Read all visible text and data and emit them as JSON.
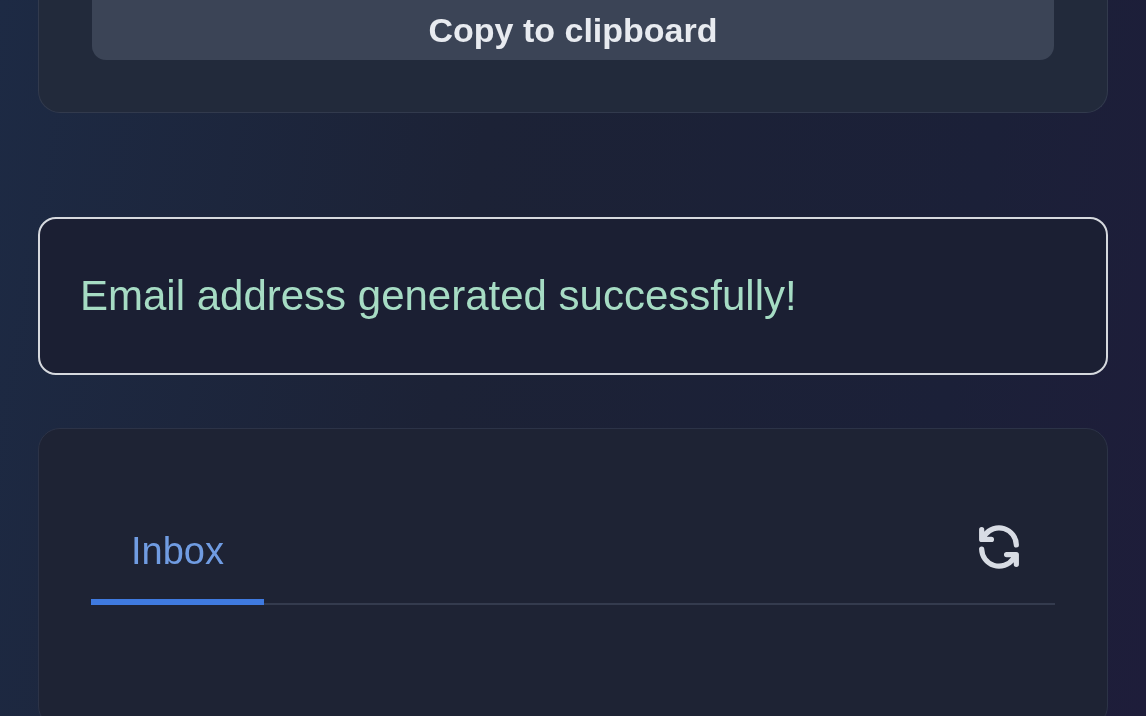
{
  "copy_button": {
    "label": "Copy to clipboard"
  },
  "alert": {
    "message": "Email address generated successfully!"
  },
  "mailbox": {
    "tabs": [
      {
        "label": "Inbox",
        "selected": true
      }
    ]
  }
}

──────────────────────────────

Every record above should be transcribed exactly; the pictures stay out of the copy.

Written solution:
Read all visible text and data and emit them as JSON.
{
  "copy_button": {
    "label": "Copy to clipboard"
  },
  "alert": {
    "message": "Email address generated successfully!"
  },
  "mailbox": {
    "tabs": [
      {
        "label": "Inbox",
        "selected": true
      }
    ]
  }
}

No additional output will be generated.